## SET PROBLEM
Give the number of lines holding the string "ylabel", and nothing else.

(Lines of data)

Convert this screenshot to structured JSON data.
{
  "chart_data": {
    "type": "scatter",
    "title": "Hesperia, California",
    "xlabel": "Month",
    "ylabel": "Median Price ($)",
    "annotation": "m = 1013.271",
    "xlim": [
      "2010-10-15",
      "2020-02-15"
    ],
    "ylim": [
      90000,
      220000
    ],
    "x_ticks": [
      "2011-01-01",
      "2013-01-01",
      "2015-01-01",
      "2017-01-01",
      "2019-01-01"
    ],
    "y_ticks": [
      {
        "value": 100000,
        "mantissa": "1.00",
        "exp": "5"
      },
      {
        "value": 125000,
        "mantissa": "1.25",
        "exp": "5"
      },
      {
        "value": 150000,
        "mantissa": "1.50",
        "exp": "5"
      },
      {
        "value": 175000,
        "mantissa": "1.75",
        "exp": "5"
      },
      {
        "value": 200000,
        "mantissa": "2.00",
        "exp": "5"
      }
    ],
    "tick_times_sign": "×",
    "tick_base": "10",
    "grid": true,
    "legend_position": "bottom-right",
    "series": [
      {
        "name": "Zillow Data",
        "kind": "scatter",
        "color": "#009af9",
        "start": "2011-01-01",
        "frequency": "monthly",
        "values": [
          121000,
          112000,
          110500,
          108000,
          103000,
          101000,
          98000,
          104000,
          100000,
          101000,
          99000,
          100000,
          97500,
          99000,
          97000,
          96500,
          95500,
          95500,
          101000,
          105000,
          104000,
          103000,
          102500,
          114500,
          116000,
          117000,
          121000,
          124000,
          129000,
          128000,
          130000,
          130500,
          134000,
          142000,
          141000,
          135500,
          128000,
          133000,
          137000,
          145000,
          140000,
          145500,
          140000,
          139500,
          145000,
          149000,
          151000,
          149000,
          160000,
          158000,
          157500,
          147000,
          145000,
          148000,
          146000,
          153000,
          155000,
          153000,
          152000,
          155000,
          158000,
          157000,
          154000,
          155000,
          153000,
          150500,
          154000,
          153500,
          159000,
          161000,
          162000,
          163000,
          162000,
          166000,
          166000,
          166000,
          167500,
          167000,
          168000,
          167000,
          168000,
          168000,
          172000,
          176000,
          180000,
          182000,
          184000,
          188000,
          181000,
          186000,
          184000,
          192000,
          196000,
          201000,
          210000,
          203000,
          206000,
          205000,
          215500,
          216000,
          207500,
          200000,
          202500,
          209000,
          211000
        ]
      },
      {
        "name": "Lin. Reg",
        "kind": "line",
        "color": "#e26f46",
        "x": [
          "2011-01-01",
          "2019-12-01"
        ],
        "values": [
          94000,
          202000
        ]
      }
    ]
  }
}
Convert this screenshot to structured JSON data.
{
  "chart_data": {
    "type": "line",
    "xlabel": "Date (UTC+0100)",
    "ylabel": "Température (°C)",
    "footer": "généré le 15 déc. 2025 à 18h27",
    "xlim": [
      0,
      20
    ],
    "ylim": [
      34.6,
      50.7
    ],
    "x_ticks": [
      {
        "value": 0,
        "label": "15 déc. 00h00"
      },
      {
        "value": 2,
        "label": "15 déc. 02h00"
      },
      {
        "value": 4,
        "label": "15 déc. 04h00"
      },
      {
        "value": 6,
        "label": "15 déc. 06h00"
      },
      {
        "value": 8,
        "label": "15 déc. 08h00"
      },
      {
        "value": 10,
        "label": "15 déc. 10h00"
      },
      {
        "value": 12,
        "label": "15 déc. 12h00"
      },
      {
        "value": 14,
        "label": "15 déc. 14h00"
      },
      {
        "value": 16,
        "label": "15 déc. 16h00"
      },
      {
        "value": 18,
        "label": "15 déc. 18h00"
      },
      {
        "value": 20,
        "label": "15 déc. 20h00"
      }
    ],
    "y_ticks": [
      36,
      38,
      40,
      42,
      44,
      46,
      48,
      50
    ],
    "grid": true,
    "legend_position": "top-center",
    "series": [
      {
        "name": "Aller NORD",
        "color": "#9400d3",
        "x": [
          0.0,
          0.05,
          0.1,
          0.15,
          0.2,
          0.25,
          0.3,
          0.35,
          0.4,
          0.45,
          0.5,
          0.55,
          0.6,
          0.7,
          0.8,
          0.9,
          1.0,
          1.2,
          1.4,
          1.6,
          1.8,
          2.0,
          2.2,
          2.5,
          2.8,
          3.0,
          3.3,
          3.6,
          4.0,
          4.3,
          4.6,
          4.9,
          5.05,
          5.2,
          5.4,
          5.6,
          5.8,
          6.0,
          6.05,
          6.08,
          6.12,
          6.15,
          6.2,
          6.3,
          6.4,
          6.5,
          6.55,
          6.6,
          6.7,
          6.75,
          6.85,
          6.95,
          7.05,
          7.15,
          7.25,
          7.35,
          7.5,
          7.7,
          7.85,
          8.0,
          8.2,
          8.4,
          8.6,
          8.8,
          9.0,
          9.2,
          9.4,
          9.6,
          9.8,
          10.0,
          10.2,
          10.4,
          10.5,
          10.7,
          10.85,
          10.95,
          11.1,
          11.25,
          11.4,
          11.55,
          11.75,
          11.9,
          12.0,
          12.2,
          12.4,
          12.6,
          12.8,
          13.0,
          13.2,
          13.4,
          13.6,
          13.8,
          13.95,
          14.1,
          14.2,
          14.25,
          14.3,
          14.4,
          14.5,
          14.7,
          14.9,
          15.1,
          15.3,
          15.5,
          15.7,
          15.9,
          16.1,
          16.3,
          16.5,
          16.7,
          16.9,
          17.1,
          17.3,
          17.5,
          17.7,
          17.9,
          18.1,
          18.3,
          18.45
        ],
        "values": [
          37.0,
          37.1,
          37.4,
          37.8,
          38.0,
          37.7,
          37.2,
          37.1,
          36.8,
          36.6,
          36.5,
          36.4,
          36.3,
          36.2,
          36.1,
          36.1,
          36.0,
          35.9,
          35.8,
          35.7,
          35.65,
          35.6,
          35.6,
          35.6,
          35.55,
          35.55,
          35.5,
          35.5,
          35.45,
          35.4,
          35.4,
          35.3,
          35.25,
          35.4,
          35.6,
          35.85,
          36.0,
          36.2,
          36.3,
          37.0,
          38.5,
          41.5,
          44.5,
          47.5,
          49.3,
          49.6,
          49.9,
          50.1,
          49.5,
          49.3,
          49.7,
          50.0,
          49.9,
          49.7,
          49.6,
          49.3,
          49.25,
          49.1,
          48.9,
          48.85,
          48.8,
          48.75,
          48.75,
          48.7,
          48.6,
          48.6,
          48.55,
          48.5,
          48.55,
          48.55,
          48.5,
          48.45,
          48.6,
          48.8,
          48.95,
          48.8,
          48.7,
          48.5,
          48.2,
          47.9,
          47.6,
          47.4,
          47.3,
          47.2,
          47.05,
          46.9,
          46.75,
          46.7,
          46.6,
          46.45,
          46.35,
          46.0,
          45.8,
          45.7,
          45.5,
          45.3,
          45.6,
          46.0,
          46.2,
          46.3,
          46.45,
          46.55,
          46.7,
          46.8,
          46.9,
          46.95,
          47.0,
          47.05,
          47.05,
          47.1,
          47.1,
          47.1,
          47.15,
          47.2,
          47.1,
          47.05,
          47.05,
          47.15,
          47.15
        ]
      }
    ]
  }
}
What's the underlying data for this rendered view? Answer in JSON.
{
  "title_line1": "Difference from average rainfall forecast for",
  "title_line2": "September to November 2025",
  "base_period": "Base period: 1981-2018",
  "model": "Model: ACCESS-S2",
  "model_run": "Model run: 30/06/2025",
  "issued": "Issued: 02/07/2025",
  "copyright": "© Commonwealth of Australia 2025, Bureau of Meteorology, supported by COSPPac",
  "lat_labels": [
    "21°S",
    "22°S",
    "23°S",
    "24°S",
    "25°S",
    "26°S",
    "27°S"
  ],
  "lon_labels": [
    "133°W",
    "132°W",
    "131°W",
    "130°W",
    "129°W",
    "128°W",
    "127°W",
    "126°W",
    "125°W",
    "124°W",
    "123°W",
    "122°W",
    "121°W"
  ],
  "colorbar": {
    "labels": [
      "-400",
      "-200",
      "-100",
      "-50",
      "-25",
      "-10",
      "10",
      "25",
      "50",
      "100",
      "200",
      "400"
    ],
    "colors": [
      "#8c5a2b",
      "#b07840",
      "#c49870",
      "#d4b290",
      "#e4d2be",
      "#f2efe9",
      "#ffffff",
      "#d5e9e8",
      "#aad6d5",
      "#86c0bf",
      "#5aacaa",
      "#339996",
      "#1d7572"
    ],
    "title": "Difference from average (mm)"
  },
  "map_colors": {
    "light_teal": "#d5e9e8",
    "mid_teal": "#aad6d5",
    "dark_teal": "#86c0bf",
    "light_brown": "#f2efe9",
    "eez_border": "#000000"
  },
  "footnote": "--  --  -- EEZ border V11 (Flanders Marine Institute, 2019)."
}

## THE OUTPUT
2